> [What needs to be done]
Send back the entries below exactly as they appear.
↓↓↓
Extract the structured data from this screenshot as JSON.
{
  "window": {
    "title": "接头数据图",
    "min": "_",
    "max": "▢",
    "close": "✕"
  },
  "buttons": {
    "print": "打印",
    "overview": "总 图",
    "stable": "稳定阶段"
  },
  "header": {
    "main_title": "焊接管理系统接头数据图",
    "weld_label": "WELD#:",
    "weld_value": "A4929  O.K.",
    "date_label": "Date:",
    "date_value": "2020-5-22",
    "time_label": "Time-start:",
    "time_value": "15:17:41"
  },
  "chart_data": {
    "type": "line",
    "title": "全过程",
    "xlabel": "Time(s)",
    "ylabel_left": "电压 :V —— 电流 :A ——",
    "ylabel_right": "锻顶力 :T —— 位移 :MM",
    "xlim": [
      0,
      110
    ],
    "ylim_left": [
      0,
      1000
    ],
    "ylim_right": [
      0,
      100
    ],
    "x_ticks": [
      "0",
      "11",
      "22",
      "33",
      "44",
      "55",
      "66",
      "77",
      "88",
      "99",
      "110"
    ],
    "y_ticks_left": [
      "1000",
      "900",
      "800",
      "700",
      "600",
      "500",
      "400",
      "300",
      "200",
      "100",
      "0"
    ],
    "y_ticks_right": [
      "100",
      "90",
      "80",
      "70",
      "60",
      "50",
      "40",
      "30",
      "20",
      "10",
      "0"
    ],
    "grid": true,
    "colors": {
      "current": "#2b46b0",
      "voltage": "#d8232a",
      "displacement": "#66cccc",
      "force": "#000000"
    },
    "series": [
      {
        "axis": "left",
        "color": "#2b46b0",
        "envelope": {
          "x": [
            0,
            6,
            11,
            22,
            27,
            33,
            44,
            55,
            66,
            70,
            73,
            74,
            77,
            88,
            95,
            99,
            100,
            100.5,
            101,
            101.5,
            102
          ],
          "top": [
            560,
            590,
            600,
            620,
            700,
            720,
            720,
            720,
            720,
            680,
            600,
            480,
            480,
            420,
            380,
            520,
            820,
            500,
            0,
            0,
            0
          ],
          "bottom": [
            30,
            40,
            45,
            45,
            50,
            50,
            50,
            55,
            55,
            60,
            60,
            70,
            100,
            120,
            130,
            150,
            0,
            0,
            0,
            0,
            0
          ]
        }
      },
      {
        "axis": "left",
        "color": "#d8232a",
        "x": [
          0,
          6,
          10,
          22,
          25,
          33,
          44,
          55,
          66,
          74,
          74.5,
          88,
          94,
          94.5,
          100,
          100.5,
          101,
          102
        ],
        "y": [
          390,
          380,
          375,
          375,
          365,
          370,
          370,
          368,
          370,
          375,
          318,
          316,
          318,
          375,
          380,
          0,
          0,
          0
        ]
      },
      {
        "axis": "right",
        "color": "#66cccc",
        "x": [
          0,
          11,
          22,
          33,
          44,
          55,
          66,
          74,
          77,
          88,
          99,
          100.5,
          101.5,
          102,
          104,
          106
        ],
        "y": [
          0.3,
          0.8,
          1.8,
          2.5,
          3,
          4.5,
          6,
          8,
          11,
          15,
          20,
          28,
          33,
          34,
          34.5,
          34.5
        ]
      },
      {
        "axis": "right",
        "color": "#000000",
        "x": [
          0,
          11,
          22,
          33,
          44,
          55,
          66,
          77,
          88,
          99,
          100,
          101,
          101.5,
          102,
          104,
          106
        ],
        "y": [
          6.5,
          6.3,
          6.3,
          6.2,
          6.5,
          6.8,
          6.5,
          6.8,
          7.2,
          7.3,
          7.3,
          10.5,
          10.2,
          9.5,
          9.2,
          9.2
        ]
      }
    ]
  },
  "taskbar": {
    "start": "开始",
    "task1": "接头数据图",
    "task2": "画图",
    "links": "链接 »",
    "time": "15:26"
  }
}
↑↑↑
> [Answer to the exercise]
Extract the structured data from this screenshot as JSON.
{
  "window": {
    "title": "接头数据图",
    "min": "_",
    "max": "▢",
    "close": "✕"
  },
  "buttons": {
    "print": "打印",
    "overview": "总 图",
    "stable": "稳定阶段"
  },
  "header": {
    "main_title": "焊接管理系统接头数据图",
    "weld_label": "WELD#:",
    "weld_value": "A4929  O.K.",
    "date_label": "Date:",
    "date_value": "2020-5-22",
    "time_label": "Time-start:",
    "time_value": "15:17:41"
  },
  "chart_data": {
    "type": "line",
    "title": "全过程",
    "xlabel": "Time(s)",
    "ylabel_left": "电压 :V —— 电流 :A ——",
    "ylabel_right": "锻顶力 :T —— 位移 :MM",
    "xlim": [
      0,
      110
    ],
    "ylim_left": [
      0,
      1000
    ],
    "ylim_right": [
      0,
      100
    ],
    "x_ticks": [
      "0",
      "11",
      "22",
      "33",
      "44",
      "55",
      "66",
      "77",
      "88",
      "99",
      "110"
    ],
    "y_ticks_left": [
      "1000",
      "900",
      "800",
      "700",
      "600",
      "500",
      "400",
      "300",
      "200",
      "100",
      "0"
    ],
    "y_ticks_right": [
      "100",
      "90",
      "80",
      "70",
      "60",
      "50",
      "40",
      "30",
      "20",
      "10",
      "0"
    ],
    "grid": true,
    "colors": {
      "current": "#2b46b0",
      "voltage": "#d8232a",
      "displacement": "#66cccc",
      "force": "#000000"
    },
    "series": [
      {
        "axis": "left",
        "color": "#2b46b0",
        "envelope": {
          "x": [
            0,
            6,
            11,
            22,
            27,
            33,
            44,
            55,
            66,
            70,
            73,
            74,
            77,
            88,
            95,
            99,
            100,
            100.5,
            101,
            101.5,
            102
          ],
          "top": [
            560,
            590,
            600,
            620,
            700,
            720,
            720,
            720,
            720,
            680,
            600,
            480,
            480,
            420,
            380,
            520,
            820,
            500,
            0,
            0,
            0
          ],
          "bottom": [
            30,
            40,
            45,
            45,
            50,
            50,
            50,
            55,
            55,
            60,
            60,
            70,
            100,
            120,
            130,
            150,
            0,
            0,
            0,
            0,
            0
          ]
        }
      },
      {
        "axis": "left",
        "color": "#d8232a",
        "x": [
          0,
          6,
          10,
          22,
          25,
          33,
          44,
          55,
          66,
          74,
          74.5,
          88,
          94,
          94.5,
          100,
          100.5,
          101,
          102
        ],
        "y": [
          390,
          380,
          375,
          375,
          365,
          370,
          370,
          368,
          370,
          375,
          318,
          316,
          318,
          375,
          380,
          0,
          0,
          0
        ]
      },
      {
        "axis": "right",
        "color": "#66cccc",
        "x": [
          0,
          11,
          22,
          33,
          44,
          55,
          66,
          74,
          77,
          88,
          99,
          100.5,
          101.5,
          102,
          104,
          106
        ],
        "y": [
          0.3,
          0.8,
          1.8,
          2.5,
          3,
          4.5,
          6,
          8,
          11,
          15,
          20,
          28,
          33,
          34,
          34.5,
          34.5
        ]
      },
      {
        "axis": "right",
        "color": "#000000",
        "x": [
          0,
          11,
          22,
          33,
          44,
          55,
          66,
          77,
          88,
          99,
          100,
          101,
          101.5,
          102,
          104,
          106
        ],
        "y": [
          6.5,
          6.3,
          6.3,
          6.2,
          6.5,
          6.8,
          6.5,
          6.8,
          7.2,
          7.3,
          7.3,
          10.5,
          10.2,
          9.5,
          9.2,
          9.2
        ]
      }
    ]
  },
  "taskbar": {
    "start": "开始",
    "task1": "接头数据图",
    "task2": "画图",
    "links": "链接 »",
    "time": "15:26"
  }
}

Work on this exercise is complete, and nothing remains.